◆ The problem:
Reproduce the Jump Hippo Import & Export documentation below word for word, in full.

◆ Provided text:
= Beginning of Section =

Import & Export
Everything you build in Jump Hippo — tunnels, reusable credentials, and jump-host
chains — normally lives only on the machine you built it on, encrypted for that
device. The Import/Export tab in Settings lets you move a setup between
machines, keep a backup, and seed a fresh install from your existing
~/.ssh/config.
Open it from Settings → Import/Export.
The .jumphippo bundle
A bundle is a single self-describing file containing your tunnels, credentials, and jump hosts (and, optionally, your app settings). It's the unit of backup and of moving to a new machine.
Exporting
Settings → Import/Export → Export bundle… lets you choose:
- Include app settings — carry your preferences (theme, language, defaults) into the bundle. Device-specific things (window size, launch-at-login) are never exported.
- Secrets — how passwords and key passphrases are handled:
- Don't include passwords (the default, and the safest). The bundle carries no secrets; imported credentials will need their passwords re-entered.
- Protect with a passphrase — encrypt the secrets with a passphrase you choose. You'll need that same passphrase to import them.
Then pick where to save the .jumphippo file.

= End of Section =

◆ Information:
= Beginning of Section =

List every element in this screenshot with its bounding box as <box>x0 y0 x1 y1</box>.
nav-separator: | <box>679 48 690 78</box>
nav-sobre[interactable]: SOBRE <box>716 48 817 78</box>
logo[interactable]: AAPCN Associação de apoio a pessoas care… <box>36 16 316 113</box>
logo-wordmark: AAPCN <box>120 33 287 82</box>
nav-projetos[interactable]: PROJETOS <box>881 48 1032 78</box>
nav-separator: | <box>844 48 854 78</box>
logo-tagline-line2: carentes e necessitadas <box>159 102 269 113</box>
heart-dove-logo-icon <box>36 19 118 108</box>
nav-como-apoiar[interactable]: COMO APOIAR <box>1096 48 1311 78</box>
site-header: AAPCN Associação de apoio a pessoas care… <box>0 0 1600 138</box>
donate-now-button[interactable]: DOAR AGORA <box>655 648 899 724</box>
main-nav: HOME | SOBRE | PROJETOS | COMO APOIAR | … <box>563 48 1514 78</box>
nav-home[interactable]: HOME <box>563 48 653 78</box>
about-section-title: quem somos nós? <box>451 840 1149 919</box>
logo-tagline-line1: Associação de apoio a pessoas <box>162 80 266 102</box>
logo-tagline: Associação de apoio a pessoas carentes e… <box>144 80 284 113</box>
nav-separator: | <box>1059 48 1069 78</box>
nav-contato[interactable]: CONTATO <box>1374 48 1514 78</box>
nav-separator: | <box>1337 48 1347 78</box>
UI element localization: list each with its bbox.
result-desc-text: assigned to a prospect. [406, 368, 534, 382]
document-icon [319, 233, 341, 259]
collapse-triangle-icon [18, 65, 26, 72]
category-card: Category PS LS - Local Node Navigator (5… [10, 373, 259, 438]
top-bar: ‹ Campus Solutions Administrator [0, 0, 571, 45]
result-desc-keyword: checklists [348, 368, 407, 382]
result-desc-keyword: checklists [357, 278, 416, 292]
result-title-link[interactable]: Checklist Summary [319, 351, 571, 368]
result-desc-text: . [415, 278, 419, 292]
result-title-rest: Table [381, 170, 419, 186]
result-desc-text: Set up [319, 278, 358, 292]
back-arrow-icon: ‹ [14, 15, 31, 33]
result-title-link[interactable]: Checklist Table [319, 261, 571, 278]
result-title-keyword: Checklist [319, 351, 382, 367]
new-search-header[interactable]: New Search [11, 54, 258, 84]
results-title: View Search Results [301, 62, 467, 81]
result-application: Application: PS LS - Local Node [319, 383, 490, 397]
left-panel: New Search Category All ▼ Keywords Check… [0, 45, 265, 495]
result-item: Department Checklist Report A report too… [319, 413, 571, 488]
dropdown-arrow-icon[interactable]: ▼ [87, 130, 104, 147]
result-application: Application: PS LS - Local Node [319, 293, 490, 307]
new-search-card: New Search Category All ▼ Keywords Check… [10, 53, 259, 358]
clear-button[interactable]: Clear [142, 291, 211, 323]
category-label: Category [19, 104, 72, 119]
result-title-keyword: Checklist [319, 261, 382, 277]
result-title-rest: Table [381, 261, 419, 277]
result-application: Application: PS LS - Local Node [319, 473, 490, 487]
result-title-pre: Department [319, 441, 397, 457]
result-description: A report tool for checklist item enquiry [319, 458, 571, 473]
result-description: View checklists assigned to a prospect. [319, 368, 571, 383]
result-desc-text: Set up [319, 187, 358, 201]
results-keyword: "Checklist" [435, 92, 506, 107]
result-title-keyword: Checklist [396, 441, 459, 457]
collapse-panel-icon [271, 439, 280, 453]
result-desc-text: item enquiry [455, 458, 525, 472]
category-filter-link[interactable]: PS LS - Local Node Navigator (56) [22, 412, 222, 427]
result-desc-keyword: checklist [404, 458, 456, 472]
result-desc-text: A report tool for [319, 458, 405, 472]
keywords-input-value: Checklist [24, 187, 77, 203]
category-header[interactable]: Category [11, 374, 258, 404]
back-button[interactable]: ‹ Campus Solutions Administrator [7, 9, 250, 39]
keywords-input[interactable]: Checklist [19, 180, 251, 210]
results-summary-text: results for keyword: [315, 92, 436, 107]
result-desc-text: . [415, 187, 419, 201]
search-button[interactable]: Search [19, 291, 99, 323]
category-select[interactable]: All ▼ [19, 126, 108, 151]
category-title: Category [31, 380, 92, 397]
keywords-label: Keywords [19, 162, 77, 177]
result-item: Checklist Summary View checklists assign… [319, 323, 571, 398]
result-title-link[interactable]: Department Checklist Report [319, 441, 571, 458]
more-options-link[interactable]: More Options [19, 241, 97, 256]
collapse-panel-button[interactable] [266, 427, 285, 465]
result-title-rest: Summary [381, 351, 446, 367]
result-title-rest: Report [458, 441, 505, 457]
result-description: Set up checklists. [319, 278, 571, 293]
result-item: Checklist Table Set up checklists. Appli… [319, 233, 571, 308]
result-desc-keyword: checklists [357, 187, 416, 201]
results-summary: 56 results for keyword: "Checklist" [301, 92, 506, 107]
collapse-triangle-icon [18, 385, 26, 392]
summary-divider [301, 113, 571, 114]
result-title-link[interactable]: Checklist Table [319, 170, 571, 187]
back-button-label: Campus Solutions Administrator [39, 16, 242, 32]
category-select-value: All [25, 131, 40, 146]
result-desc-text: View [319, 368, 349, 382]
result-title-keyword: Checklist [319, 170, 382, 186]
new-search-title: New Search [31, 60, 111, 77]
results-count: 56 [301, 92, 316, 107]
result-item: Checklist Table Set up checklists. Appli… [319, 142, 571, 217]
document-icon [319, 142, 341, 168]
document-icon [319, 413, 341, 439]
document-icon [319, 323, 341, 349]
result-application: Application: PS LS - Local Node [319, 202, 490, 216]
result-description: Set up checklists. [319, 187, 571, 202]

= End of Section =

◆ Task response:
Import & Export
Everything you build in Jump Hippo — tunnels, reusable credentials, and jump-host
chains — normally lives only on the machine you built it on, encrypted for that
device. The Import/Export tab in Settings lets you move a setup between
machines, keep a backup, and seed a fresh install from your existing
~/.ssh/config.
Open it from Settings → Import/Export.
The .jumphippo bundle
A bundle is a single self-describing file containing your tunnels, credentials, and jump hosts (and, optionally, your app settings). It's the unit of backup and of moving to a new machine.
Exporting
Settings → Import/Export → Export bundle… lets you choose:
- Include app settings — carry your preferences (theme, language, defaults) into the bundle. Device-specific things (window size, launch-at-login) are never exported.
- Secrets — how passwords and key passphrases are handled:
- Don't include passwords (the default, and the safest). The bundle carries no secrets; imported credentials will need their passwords re-entered.
- Protect with a passphrase — encrypt the secrets with a passphrase you choose. You'll need that same passphrase to import them.
Then pick where to save the .jumphippo file.